Write out the entries below once more, exactly.

_Records_
◇ ◇ ◇ ◇ ◇
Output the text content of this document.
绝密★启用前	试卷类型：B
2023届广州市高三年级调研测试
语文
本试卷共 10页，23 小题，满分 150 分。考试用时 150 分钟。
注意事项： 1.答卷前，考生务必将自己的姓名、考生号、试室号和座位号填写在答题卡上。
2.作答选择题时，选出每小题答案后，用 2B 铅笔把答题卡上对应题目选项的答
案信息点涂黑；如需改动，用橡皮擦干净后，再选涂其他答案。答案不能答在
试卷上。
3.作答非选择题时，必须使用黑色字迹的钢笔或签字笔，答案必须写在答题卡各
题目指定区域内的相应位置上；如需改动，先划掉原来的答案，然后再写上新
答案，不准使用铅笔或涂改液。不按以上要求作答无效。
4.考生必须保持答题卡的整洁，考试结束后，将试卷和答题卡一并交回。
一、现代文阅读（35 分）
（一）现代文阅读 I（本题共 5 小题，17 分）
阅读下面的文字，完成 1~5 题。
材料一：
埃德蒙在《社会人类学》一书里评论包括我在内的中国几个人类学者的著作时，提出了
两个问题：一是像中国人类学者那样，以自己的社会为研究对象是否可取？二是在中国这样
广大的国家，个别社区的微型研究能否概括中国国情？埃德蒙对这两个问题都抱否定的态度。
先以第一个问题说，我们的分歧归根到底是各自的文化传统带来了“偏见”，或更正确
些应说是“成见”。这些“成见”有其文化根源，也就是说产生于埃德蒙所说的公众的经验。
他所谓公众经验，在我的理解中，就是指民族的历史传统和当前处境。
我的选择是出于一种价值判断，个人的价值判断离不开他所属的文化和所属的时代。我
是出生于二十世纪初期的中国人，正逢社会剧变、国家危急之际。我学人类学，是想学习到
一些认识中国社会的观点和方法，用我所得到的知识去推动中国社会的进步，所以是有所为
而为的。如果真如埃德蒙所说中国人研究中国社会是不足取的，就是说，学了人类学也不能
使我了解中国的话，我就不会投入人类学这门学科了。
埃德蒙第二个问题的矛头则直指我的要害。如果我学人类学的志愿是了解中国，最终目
◇ ◇ ◇ ◇ ◇
_Response_
Output the text content of this document.
绝密★启用前	试卷类型：B
2023届广州市高三年级调研测试
语文
本试卷共 10页，23 小题，满分 150 分。考试用时 150 分钟。
注意事项： 1.答卷前，考生务必将自己的姓名、考生号、试室号和座位号填写在答题卡上。
2.作答选择题时，选出每小题答案后，用 2B 铅笔把答题卡上对应题目选项的答
案信息点涂黑；如需改动，用橡皮擦干净后，再选涂其他答案。答案不能答在
试卷上。
3.作答非选择题时，必须使用黑色字迹的钢笔或签字笔，答案必须写在答题卡各
题目指定区域内的相应位置上；如需改动，先划掉原来的答案，然后再写上新
答案，不准使用铅笔或涂改液。不按以上要求作答无效。
4.考生必须保持答题卡的整洁，考试结束后，将试卷和答题卡一并交回。
一、现代文阅读（35 分）
（一）现代文阅读 I（本题共 5 小题，17 分）
阅读下面的文字，完成 1~5 题。
材料一：
埃德蒙在《社会人类学》一书里评论包括我在内的中国几个人类学者的著作时，提出了
两个问题：一是像中国人类学者那样，以自己的社会为研究对象是否可取？二是在中国这样
广大的国家，个别社区的微型研究能否概括中国国情？埃德蒙对这两个问题都抱否定的态度。
先以第一个问题说，我们的分歧归根到底是各自的文化传统带来了“偏见”，或更正确
些应说是“成见”。这些“成见”有其文化根源，也就是说产生于埃德蒙所说的公众的经验。
他所谓公众经验，在我的理解中，就是指民族的历史传统和当前处境。
我的选择是出于一种价值判断，个人的价值判断离不开他所属的文化和所属的时代。我
是出生于二十世纪初期的中国人，正逢社会剧变、国家危急之际。我学人类学，是想学习到
一些认识中国社会的观点和方法，用我所得到的知识去推动中国社会的进步，所以是有所为
而为的。如果真如埃德蒙所说中国人研究中国社会是不足取的，就是说，学了人类学也不能
使我了解中国的话，我就不会投入人类学这门学科了。
埃德蒙第二个问题的矛头则直指我的要害。如果我学人类学的志愿是了解中国，最终目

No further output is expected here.